* _Given problem_
Where a line below holds the string "image", copy that line.

-- BEGIN Records to process --

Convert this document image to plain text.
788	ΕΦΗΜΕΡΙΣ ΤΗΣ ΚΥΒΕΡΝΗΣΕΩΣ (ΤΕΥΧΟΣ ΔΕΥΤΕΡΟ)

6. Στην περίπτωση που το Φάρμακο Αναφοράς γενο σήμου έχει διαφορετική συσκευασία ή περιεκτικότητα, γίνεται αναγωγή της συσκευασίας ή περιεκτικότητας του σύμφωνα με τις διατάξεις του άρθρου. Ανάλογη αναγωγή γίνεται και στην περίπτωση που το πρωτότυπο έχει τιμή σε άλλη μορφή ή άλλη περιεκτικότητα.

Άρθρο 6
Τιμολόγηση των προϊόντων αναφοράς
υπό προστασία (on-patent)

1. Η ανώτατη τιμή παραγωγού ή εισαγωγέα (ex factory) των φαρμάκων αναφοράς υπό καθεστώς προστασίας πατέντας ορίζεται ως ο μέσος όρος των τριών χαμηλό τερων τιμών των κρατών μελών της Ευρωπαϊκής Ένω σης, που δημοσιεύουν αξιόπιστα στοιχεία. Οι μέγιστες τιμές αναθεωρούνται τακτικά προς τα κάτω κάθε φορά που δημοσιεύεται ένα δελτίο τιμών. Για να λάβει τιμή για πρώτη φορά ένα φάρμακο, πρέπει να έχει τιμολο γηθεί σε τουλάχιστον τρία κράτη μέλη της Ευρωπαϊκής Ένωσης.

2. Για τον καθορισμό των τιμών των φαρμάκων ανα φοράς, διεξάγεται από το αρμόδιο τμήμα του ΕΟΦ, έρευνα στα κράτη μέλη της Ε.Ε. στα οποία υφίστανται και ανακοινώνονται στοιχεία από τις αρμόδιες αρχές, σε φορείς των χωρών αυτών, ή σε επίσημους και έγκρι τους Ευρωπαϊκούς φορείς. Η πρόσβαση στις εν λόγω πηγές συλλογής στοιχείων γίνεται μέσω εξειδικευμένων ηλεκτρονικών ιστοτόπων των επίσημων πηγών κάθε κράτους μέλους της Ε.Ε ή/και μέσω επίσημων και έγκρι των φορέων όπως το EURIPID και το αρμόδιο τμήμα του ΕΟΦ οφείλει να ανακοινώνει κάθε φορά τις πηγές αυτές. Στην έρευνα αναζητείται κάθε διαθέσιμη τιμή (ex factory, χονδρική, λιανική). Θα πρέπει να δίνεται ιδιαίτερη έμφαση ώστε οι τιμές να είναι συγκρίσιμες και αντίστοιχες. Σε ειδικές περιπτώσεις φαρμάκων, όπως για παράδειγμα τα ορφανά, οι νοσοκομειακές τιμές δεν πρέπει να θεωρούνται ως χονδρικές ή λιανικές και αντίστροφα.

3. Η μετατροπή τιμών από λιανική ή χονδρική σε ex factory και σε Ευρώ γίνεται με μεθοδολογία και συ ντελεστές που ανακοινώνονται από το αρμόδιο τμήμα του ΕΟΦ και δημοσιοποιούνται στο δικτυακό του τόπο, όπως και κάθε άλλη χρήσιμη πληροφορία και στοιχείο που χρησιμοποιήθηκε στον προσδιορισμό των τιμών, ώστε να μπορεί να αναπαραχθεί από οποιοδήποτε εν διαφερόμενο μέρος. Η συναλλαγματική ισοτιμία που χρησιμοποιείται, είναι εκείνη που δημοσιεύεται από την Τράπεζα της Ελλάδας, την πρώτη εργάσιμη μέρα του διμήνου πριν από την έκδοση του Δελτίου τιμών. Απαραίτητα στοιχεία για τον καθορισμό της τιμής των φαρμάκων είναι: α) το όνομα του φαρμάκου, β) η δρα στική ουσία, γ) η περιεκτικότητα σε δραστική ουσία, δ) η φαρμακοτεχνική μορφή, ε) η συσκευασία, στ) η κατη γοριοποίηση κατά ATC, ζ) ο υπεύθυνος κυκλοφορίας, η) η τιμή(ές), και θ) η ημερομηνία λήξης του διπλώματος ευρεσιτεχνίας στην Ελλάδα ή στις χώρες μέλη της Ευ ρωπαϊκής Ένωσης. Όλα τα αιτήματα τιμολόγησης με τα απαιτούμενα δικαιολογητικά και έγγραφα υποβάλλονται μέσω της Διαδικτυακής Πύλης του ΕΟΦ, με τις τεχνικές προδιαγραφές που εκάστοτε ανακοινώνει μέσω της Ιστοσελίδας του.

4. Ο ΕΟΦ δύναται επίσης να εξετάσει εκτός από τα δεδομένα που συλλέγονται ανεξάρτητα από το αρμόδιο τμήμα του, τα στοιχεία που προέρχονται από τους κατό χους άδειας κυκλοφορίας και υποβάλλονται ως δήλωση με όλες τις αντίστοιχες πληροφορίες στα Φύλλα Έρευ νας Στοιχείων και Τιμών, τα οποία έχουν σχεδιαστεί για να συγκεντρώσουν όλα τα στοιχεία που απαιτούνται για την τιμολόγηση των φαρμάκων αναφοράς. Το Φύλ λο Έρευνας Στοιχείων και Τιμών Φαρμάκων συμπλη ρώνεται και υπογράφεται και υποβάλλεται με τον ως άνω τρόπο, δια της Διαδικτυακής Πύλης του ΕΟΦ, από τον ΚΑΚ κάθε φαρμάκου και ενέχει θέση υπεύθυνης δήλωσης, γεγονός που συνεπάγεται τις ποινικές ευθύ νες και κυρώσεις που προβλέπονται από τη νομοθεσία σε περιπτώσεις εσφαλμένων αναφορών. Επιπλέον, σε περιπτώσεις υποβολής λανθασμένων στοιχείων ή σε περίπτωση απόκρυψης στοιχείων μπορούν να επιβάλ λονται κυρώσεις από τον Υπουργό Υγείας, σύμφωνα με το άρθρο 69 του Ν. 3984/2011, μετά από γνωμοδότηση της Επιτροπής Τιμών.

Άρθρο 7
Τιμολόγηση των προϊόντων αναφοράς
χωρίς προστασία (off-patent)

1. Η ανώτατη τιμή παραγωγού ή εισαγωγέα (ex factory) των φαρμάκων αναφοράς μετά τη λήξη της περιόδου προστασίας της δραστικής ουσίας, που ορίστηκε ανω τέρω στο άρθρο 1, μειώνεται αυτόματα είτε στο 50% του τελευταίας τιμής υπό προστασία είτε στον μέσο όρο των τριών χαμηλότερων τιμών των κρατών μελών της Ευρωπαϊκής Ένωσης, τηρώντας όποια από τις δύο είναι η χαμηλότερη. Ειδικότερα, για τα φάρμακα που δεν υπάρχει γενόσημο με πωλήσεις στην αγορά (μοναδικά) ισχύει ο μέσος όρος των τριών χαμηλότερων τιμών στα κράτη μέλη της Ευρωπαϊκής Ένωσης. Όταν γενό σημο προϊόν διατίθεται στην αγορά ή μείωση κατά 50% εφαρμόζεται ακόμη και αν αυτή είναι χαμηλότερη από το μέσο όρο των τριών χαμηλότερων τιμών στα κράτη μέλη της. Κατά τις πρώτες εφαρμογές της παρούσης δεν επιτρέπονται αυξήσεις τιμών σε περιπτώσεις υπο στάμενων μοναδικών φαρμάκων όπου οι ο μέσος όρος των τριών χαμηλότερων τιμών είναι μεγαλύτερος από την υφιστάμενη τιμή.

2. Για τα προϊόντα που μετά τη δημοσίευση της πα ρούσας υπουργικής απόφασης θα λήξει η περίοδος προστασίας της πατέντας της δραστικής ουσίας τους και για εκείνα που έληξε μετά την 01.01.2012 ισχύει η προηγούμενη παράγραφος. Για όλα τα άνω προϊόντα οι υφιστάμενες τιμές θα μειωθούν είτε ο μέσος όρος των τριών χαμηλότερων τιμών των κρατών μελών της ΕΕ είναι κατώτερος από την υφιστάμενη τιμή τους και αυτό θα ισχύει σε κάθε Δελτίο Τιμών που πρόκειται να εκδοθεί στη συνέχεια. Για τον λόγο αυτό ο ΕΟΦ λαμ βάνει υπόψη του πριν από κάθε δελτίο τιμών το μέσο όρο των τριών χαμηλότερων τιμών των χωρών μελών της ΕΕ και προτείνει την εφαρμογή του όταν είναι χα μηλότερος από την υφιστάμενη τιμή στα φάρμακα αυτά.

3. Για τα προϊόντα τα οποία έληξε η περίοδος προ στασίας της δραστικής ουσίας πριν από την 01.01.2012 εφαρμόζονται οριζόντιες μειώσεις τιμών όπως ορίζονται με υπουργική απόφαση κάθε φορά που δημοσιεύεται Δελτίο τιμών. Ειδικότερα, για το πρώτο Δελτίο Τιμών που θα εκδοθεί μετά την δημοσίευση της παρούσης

-- END Records to process --
-- BEGIN Records to process --

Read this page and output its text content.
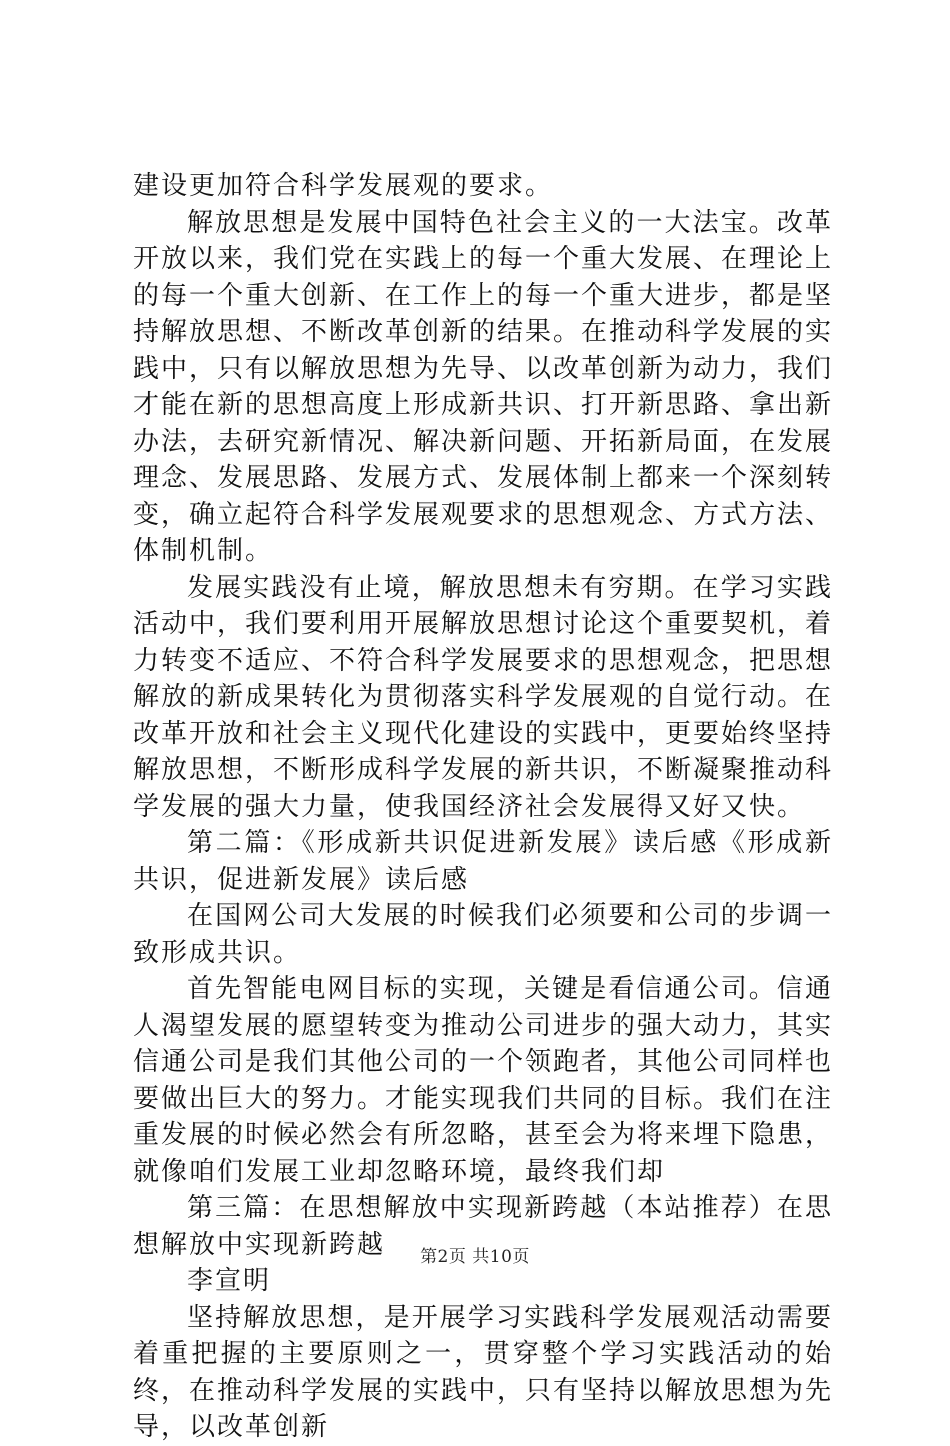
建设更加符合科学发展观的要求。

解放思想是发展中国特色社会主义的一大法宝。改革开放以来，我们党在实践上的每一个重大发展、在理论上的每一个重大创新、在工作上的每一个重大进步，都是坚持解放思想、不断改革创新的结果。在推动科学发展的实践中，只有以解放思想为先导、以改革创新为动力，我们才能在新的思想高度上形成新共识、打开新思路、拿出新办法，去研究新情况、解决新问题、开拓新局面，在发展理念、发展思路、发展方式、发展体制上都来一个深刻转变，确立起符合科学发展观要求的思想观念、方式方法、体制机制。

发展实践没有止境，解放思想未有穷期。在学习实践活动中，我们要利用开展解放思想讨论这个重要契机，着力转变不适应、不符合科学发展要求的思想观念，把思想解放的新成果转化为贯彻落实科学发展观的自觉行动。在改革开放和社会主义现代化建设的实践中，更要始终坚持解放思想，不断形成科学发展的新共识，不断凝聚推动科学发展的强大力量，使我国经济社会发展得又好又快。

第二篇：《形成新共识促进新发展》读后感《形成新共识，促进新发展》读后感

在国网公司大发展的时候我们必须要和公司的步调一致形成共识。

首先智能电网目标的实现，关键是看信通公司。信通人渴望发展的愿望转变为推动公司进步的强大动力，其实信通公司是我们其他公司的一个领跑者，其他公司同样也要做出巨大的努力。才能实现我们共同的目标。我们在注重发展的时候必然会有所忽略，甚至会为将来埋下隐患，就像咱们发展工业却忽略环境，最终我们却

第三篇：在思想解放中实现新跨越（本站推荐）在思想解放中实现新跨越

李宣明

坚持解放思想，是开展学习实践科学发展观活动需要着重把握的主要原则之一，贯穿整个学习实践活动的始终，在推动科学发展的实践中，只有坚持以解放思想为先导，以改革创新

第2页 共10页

-- END Records to process --
-- BEGIN Records to process --

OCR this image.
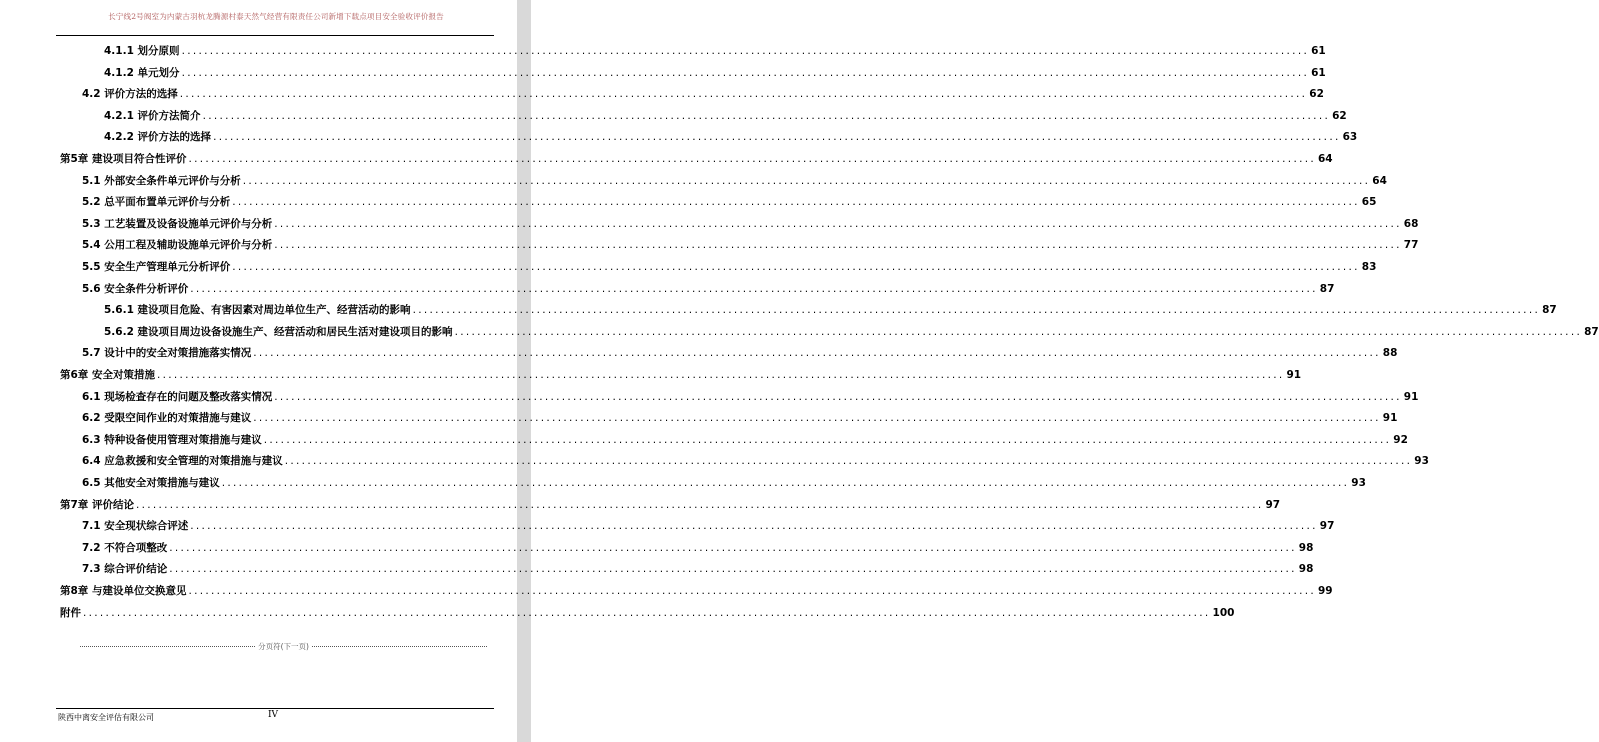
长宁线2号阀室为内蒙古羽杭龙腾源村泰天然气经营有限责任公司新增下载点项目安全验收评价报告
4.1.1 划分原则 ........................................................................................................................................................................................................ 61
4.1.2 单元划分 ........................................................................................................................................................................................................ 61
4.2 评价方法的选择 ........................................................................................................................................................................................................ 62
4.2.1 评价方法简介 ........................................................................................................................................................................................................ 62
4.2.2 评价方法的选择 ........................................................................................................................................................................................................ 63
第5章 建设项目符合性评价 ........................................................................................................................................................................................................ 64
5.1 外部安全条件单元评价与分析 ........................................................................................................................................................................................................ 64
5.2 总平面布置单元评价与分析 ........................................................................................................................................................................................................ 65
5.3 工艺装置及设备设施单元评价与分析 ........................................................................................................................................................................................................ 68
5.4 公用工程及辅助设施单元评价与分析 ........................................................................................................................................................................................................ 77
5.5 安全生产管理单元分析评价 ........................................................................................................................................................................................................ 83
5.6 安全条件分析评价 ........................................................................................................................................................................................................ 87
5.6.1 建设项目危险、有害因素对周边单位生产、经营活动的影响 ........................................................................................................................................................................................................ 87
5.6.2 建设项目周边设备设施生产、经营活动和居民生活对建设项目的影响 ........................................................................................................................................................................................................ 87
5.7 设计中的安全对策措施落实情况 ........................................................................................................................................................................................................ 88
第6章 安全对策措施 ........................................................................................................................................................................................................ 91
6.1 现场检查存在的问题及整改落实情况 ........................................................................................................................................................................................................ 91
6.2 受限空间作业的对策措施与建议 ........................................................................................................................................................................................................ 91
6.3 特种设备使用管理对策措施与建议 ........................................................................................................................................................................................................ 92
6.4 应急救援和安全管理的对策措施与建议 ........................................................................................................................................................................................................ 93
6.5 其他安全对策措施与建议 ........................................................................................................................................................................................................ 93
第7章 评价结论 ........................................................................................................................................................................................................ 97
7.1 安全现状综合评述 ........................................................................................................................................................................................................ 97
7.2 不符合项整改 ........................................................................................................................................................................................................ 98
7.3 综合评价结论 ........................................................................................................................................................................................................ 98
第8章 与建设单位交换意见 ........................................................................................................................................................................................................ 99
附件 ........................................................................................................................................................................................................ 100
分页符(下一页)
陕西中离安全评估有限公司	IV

-- END Records to process --

* _Answer to this task_
Convert this document image to plain text.
OCR this image.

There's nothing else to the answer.